• Exercise: Return the listing below verbatim. Pictures do not belong in the copy.

• Dataset entries:
## BEGIN

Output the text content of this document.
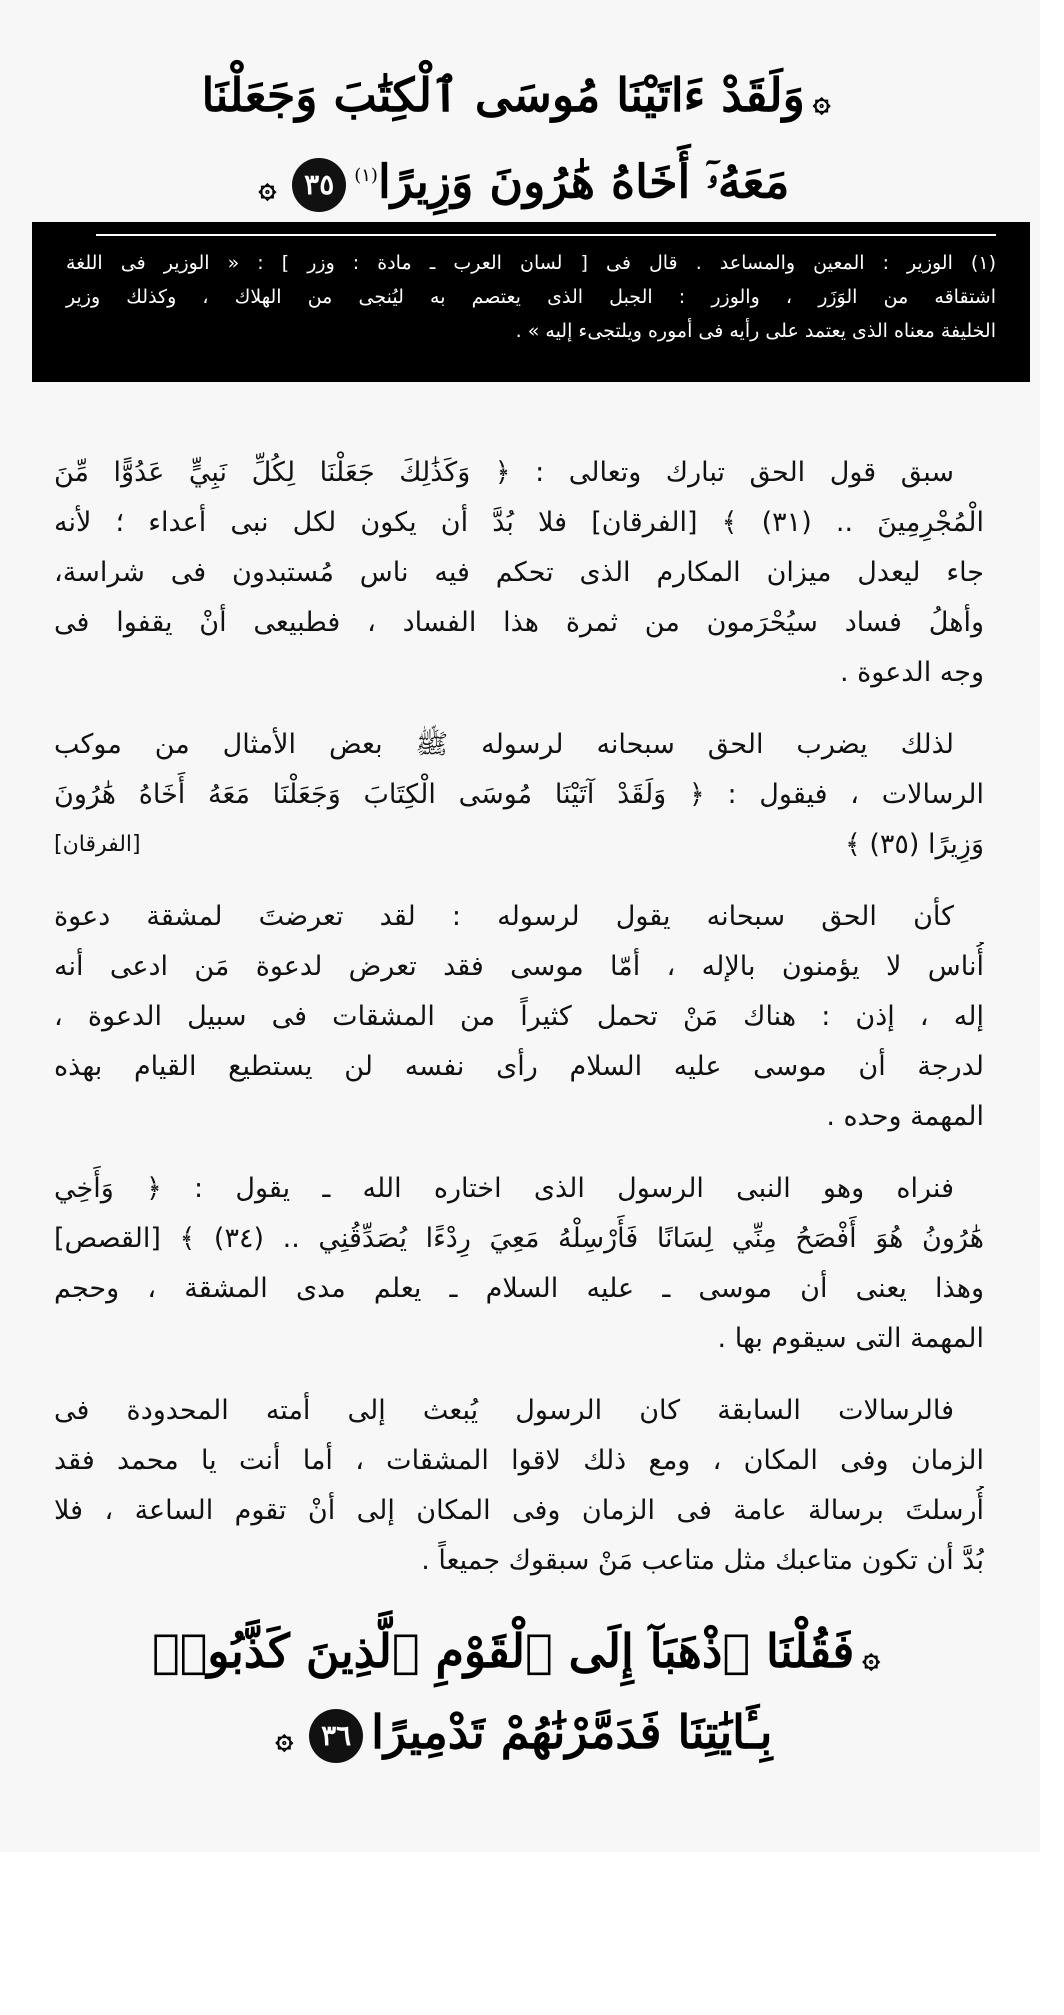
۞وَلَقَدْ ءَاتَيْنَا مُوسَى ٱلْكِتَٰبَ وَجَعَلْنَا
مَعَهُۥٓ أَخَاهُ هَٰرُونَ وَزِيرًا$^{(١)}$٣٥۞
(١) الوزير : المعين والمساعد . قال فى [ لسان العرب ـ مادة : وزر ] : « الوزير فى اللغة
اشتقاقه من الوَزَر ، والوزر : الجبل الذى يعتصم به ليُنجى من الهلاك ، وكذلك وزير
الخليفة معناه الذى يعتمد على رأيه فى أموره ويلتجىء إليه » .
سبق قول الحق تبارك وتعالى : ﴿ وَكَذَٰلِكَ جَعَلْنَا لِكُلِّ نَبِيٍّ عَدُوًّا مِّنَ
الْمُجْرِمِينَ .. (٣١) ﴾ [الفرقان] فلا بُدَّ أن يكون لكل نبى أعداء ؛ لأنه
جاء ليعدل ميزان المكارم الذى تحكم فيه ناس مُستبدون فى شراسة،
وأهلُ فساد سيُحْرَمون من ثمرة هذا الفساد ، فطبيعى أنْ يقفوا فى
وجه الدعوة .
لذلك يضرب الحق سبحانه لرسوله ﷺ بعض الأمثال من موكب
الرسالات ، فيقول : ﴿ وَلَقَدْ آتَيْنَا مُوسَى الْكِتَابَ وَجَعَلْنَا مَعَهُ أَخَاهُ هَٰرُونَ
وَزِيرًا (٣٥) ﴾
[الفرقان]
كأن الحق سبحانه يقول لرسوله : لقد تعرضتَ لمشقة دعوة
أُناس لا يؤمنون بالإله ، أمّا موسى فقد تعرض لدعوة مَن ادعى أنه
إله ، إذن : هناك مَنْ تحمل كثيراً من المشقات فى سبيل الدعوة ،
لدرجة أن موسى عليه السلام رأى نفسه لن يستطيع القيام بهذه
المهمة وحده .
فنراه وهو النبى الرسول الذى اختاره الله ـ يقول : ﴿ وَأَخِي
هَٰرُونُ هُوَ أَفْصَحُ مِنِّي لِسَانًا فَأَرْسِلْهُ مَعِيَ رِدْءًا يُصَدِّقُنِي .. (٣٤) ﴾ [القصص]
وهذا يعنى أن موسى ـ عليه السلام ـ يعلم مدى المشقة ، وحجم
المهمة التى سيقوم بها .
فالرسالات السابقة كان الرسول يُبعث إلى أمته المحدودة فى
الزمان وفى المكان ، ومع ذلك لاقوا المشقات ، أما أنت يا محمد فقد
أُرسلتَ برسالة عامة فى الزمان وفى المكان إلى أنْ تقوم الساعة ، فلا
بُدَّ أن تكون متاعبك مثل متاعب مَنْ سبقوك جميعاً .
۞فَقُلْنَا ٱذْهَبَآ إِلَى ٱلْقَوْمِ ٱلَّذِينَ كَذَّبُوا۟
بِـَٔايَٰتِنَا فَدَمَّرْنَٰهُمْ تَدْمِيرًا٣٦۞
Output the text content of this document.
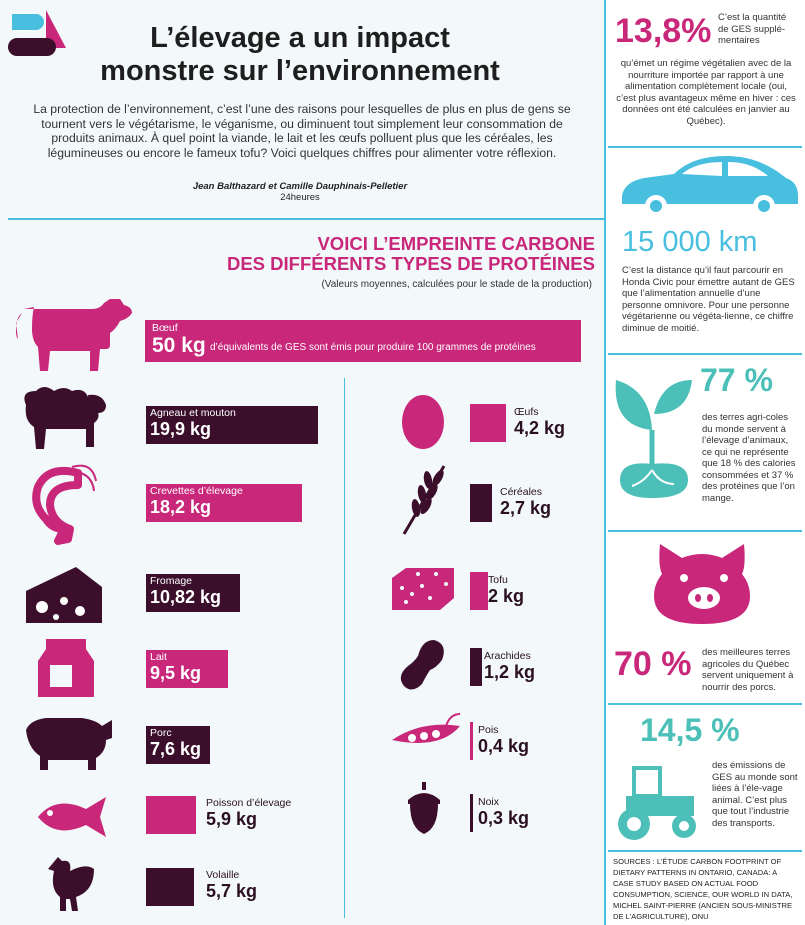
L’élevage a un impact
monstre sur l’environnement
La protection de l’environnement, c’est l’une des raisons pour lesquelles de plus en plus de gens se tournent vers le végétarisme, le véganisme, ou diminuent tout simplement leur consommation de produits animaux. À quel point la viande, le lait et les œufs polluent plus que les céréales, les légumineuses ou encore le fameux tofu? Voici quelques chiffres pour alimenter votre réflexion.
Jean Balthazard et Camille Dauphinais-Pelletier
24heures
VOICI L’EMPREINTE CARBONE
DES DIFFÉRENTS TYPES DE PROTÉINES
(Valeurs moyennes, calculées pour le stade de la production)
Bœuf
50 kg d’équivalents de GES sont émis pour produire 100 grammes de protéines
Agneau et mouton
19,9 kg
Crevettes d’élevage
18,2 kg
Fromage
10,82 kg
Lait
9,5 kg
Porc
7,6 kg
Poisson d’élevage
5,9 kg
Volaille
5,7 kg
Œufs
4,2 kg
Céréales
2,7 kg
Tofu
2 kg
Arachides
1,2 kg
Pois
0,4 kg
Noix
0,3 kg
13,8% C’est la quantité de GES supplé-mentaires
qu’émet un régime végétalien avec de la nourriture importée par rapport à une alimentation complètement locale (oui, c’est plus avantageux même en hiver : ces données ont été calculées en janvier au Québec).
15 000 km
C’est la distance qu’il faut parcourir en Honda Civic pour émettre autant de GES que l’alimentation annuelle d’une personne omnivore. Pour une personne végétarienne ou végéta-lienne, ce chiffre diminue de moitié.
77 %
des terres agri-coles du monde servent à l’élevage d’animaux, ce qui ne représente que 18 % des calories consommées et 37 % des protéines que l’on mange.
70 % des meilleures terres agricoles du Québec servent uniquement à nourrir des porcs.
14,5 %
des émissions de GES au monde sont liées à l’éle-vage animal. C’est plus que tout l’industrie des transports.
SOURCES : L’ÉTUDE CARBON FOOTPRINT OF DIETARY PATTERNS IN ONTARIO, CANADA: A CASE STUDY BASED ON ACTUAL FOOD CONSUMPTION, SCIENCE, OUR WORLD IN DATA, MICHEL SAINT-PIERRE (ANCIEN SOUS-MINISTRE DE L’AGRICULTURE), ONU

## END

• Finished answer:
Output the text content of this document.
۞وَلَقَدْ ءَاتَيْنَا مُوسَى ٱلْكِتَٰبَ وَجَعَلْنَا
مَعَهُۥٓ أَخَاهُ هَٰرُونَ وَزِيرًا$^{(١)}$٣٥۞
(١) الوزير : المعين والمساعد . قال فى [ لسان العرب ـ مادة : وزر ] : « الوزير فى اللغة
اشتقاقه من الوَزَر ، والوزر : الجبل الذى يعتصم به ليُنجى من الهلاك ، وكذلك وزير
الخليفة معناه الذى يعتمد على رأيه فى أموره ويلتجىء إليه » .
سبق قول الحق تبارك وتعالى : ﴿ وَكَذَٰلِكَ جَعَلْنَا لِكُلِّ نَبِيٍّ عَدُوًّا مِّنَ
الْمُجْرِمِينَ .. (٣١) ﴾ [الفرقان] فلا بُدَّ أن يكون لكل نبى أعداء ؛ لأنه
جاء ليعدل ميزان المكارم الذى تحكم فيه ناس مُستبدون فى شراسة،
وأهلُ فساد سيُحْرَمون من ثمرة هذا الفساد ، فطبيعى أنْ يقفوا فى
وجه الدعوة .
لذلك يضرب الحق سبحانه لرسوله ﷺ بعض الأمثال من موكب
الرسالات ، فيقول : ﴿ وَلَقَدْ آتَيْنَا مُوسَى الْكِتَابَ وَجَعَلْنَا مَعَهُ أَخَاهُ هَٰرُونَ
وَزِيرًا (٣٥) ﴾
[الفرقان]
كأن الحق سبحانه يقول لرسوله : لقد تعرضتَ لمشقة دعوة
أُناس لا يؤمنون بالإله ، أمّا موسى فقد تعرض لدعوة مَن ادعى أنه
إله ، إذن : هناك مَنْ تحمل كثيراً من المشقات فى سبيل الدعوة ،
لدرجة أن موسى عليه السلام رأى نفسه لن يستطيع القيام بهذه
المهمة وحده .
فنراه وهو النبى الرسول الذى اختاره الله ـ يقول : ﴿ وَأَخِي
هَٰرُونُ هُوَ أَفْصَحُ مِنِّي لِسَانًا فَأَرْسِلْهُ مَعِيَ رِدْءًا يُصَدِّقُنِي .. (٣٤) ﴾ [القصص]
وهذا يعنى أن موسى ـ عليه السلام ـ يعلم مدى المشقة ، وحجم
المهمة التى سيقوم بها .
فالرسالات السابقة كان الرسول يُبعث إلى أمته المحدودة فى
الزمان وفى المكان ، ومع ذلك لاقوا المشقات ، أما أنت يا محمد فقد
أُرسلتَ برسالة عامة فى الزمان وفى المكان إلى أنْ تقوم الساعة ، فلا
بُدَّ أن تكون متاعبك مثل متاعب مَنْ سبقوك جميعاً .
۞فَقُلْنَا ٱذْهَبَآ إِلَى ٱلْقَوْمِ ٱلَّذِينَ كَذَّبُوا۟
بِـَٔايَٰتِنَا فَدَمَّرْنَٰهُمْ تَدْمِيرًا٣٦۞
Output the text content of this document.
L’élevage a un impact
monstre sur l’environnement
La protection de l’environnement, c’est l’une des raisons pour lesquelles de plus en plus de gens se tournent vers le végétarisme, le véganisme, ou diminuent tout simplement leur consommation de produits animaux. À quel point la viande, le lait et les œufs polluent plus que les céréales, les légumineuses ou encore le fameux tofu? Voici quelques chiffres pour alimenter votre réflexion.
Jean Balthazard et Camille Dauphinais-Pelletier
24heures
VOICI L’EMPREINTE CARBONE
DES DIFFÉRENTS TYPES DE PROTÉINES
(Valeurs moyennes, calculées pour le stade de la production)
Bœuf
50 kg d’équivalents de GES sont émis pour produire 100 grammes de protéines
Agneau et mouton
19,9 kg
Crevettes d’élevage
18,2 kg
Fromage
10,82 kg
Lait
9,5 kg
Porc
7,6 kg
Poisson d’élevage
5,9 kg
Volaille
5,7 kg
Œufs
4,2 kg
Céréales
2,7 kg
Tofu
2 kg
Arachides
1,2 kg
Pois
0,4 kg
Noix
0,3 kg
13,8% C’est la quantité de GES supplé-mentaires
qu’émet un régime végétalien avec de la nourriture importée par rapport à une alimentation complètement locale (oui, c’est plus avantageux même en hiver : ces données ont été calculées en janvier au Québec).
15 000 km
C’est la distance qu’il faut parcourir en Honda Civic pour émettre autant de GES que l’alimentation annuelle d’une personne omnivore. Pour une personne végétarienne ou végéta-lienne, ce chiffre diminue de moitié.
77 %
des terres agri-coles du monde servent à l’élevage d’animaux, ce qui ne représente que 18 % des calories consommées et 37 % des protéines que l’on mange.
70 % des meilleures terres agricoles du Québec servent uniquement à nourrir des porcs.
14,5 %
des émissions de GES au monde sont liées à l’éle-vage animal. C’est plus que tout l’industrie des transports.
SOURCES : L’ÉTUDE CARBON FOOTPRINT OF DIETARY PATTERNS IN ONTARIO, CANADA: A CASE STUDY BASED ON ACTUAL FOOD CONSUMPTION, SCIENCE, OUR WORLD IN DATA, MICHEL SAINT-PIERRE (ANCIEN SOUS-MINISTRE DE L’AGRICULTURE), ONU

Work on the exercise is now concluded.